┌─ Rows
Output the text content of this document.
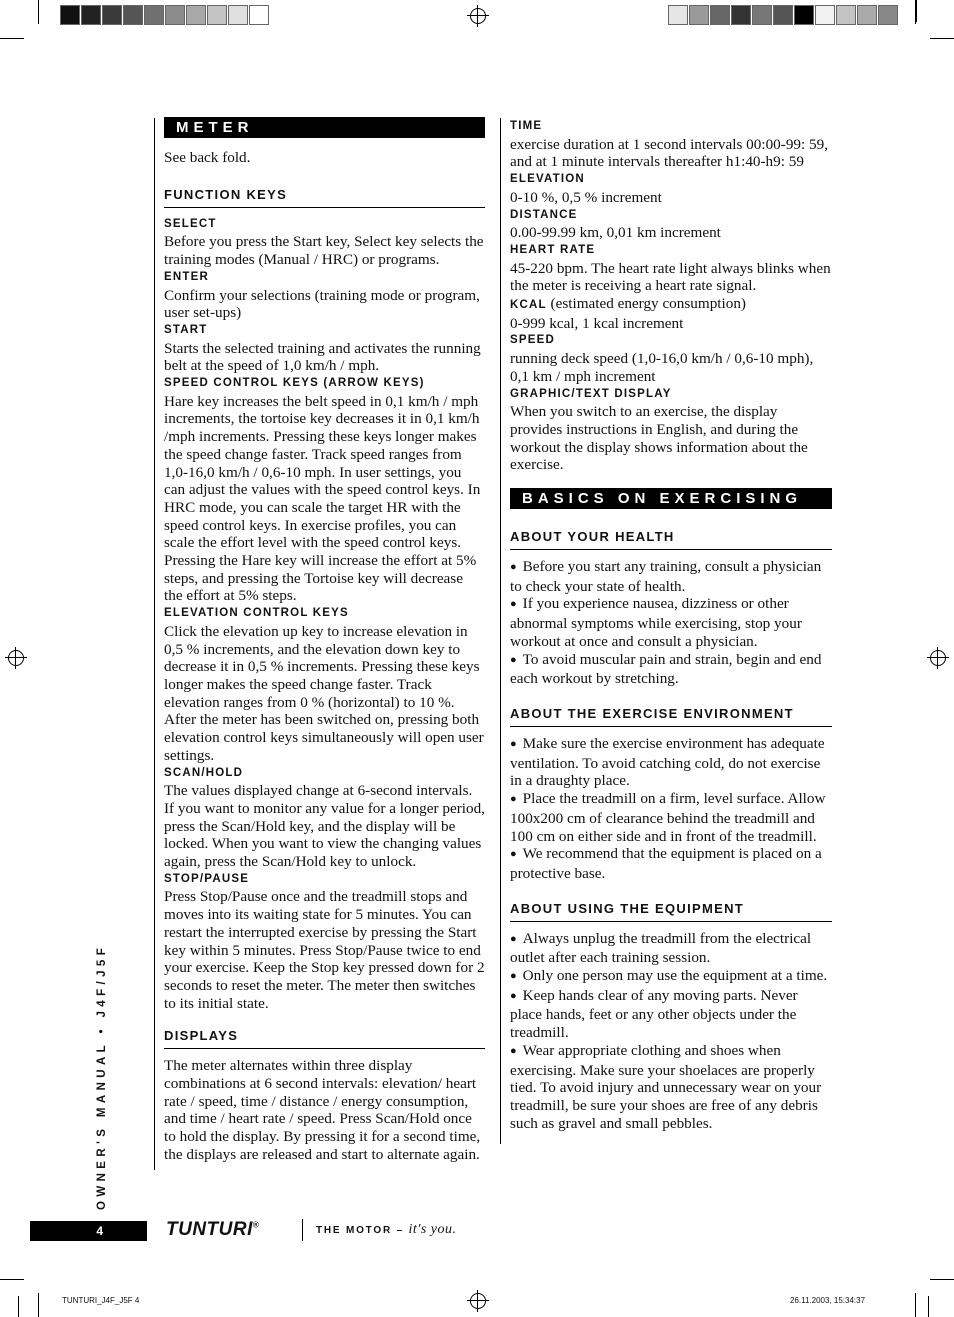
METER

See back fold.

FUNCTION KEYS
SELECT

Before you press the Start key, Select key selects the training modes (Manual / HRC) or programs.

ENTER

Confirm your selections (training mode or program, user set-ups)

START

Starts the selected training and activates the running belt at the speed of 1,0 km/h / mph.

SPEED CONTROL KEYS (ARROW KEYS)

Hare key increases the belt speed in 0,1 km/h / mph increments, the tortoise key decreases it in 0,1 km/h /mph increments. Pressing these keys longer makes the speed change faster. Track speed ranges from 1,0-16,0 km/h / 0,6-10 mph. In user settings, you can adjust the values with the speed control keys. In HRC mode, you can scale the target HR with the speed control keys. In exercise profiles, you can scale the effort level with the speed control keys. Pressing the Hare key will increase the effort at 5% steps, and pressing the Tortoise key will decrease the effort at 5% steps.

ELEVATION CONTROL KEYS

Click the elevation up key to increase elevation in 0,5 % increments, and the elevation down key to decrease it in 0,5 % increments. Pressing these keys longer makes the speed change faster. Track elevation ranges from 0 % (horizontal) to 10 %. After the meter has been switched on, pressing both elevation control keys simultaneously will open user settings.

SCAN/HOLD

The values displayed change at 6-second intervals. If you want to monitor any value for a longer period, press the Scan/Hold key, and the display will be locked. When you want to view the changing values again, press the Scan/Hold key to unlock.

STOP/PAUSE

Press Stop/Pause once and the treadmill stops and moves into its waiting state for 5 minutes. You can restart the interrupted exercise by pressing the Start key within 5 minutes. Press Stop/Pause twice to end your exercise. Keep the Stop key pressed down for 2 seconds to reset the meter. The meter then switches to its initial state.

DISPLAYS

The meter alternates within three display combinations at 6 second intervals: elevation/ heart rate / speed, time / distance / energy consumption, and time / heart rate / speed. Press Scan/Hold once to hold the display. By pressing it for a second time, the displays are released and start to alternate again.

TIME

exercise duration at 1 second intervals 00:00-99: 59, and at 1 minute intervals thereafter h1:40-h9: 59

ELEVATION

0-10 %, 0,5 % increment

DISTANCE

0.00-99.99 km, 0,01 km increment

HEART RATE

45-220 bpm. The heart rate light always blinks when the meter is receiving a heart rate signal.

KCAL (estimated energy consumption)

0-999 kcal, 1 kcal increment

SPEED

running deck speed (1,0-16,0 km/h / 0,6-10 mph), 0,1 km / mph increment

GRAPHIC/TEXT DISPLAY

When you switch to an exercise, the display provides instructions in English, and during the workout the display shows information about the exercise.

BASICS ON EXERCISING
ABOUT YOUR HEALTH

● Before you start any training, consult a physician to check your state of health.

● If you experience nausea, dizziness or other abnormal symptoms while exercising, stop your workout at once and consult a physician.

● To avoid muscular pain and strain, begin and end each workout by stretching.

ABOUT THE EXERCISE ENVIRONMENT

● Make sure the exercise environment has adequate ventilation. To avoid catching cold, do not exercise in a draughty place.

● Place the treadmill on a firm, level surface. Allow 100x200 cm of clearance behind the treadmill and 100 cm on either side and in front of the treadmill.

● We recommend that the equipment is placed on a protective base.

ABOUT USING THE EQUIPMENT

● Always unplug the treadmill from the electrical outlet after each training session.

● Only one person may use the equipment at a time.

● Keep hands clear of any moving parts. Never place hands, feet or any other objects under the treadmill.

● Wear appropriate clothing and shoes when exercising. Make sure your shoelaces are properly tied. To avoid injury and unnecessary wear on your treadmill, be sure your shoes are free of any debris such as gravel and small pebbles.

OWNER'S MANUAL • J4F/J5F
4	TUNTURI®	THE MOTOR – it's you.
TUNTURI_J4F_J5F 4	26.11.2003, 15:34:37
└─
*Task to carry out*:
Each line that holds the string "consumption" counts once; give the total and nothing else.

*Correct answer*:
2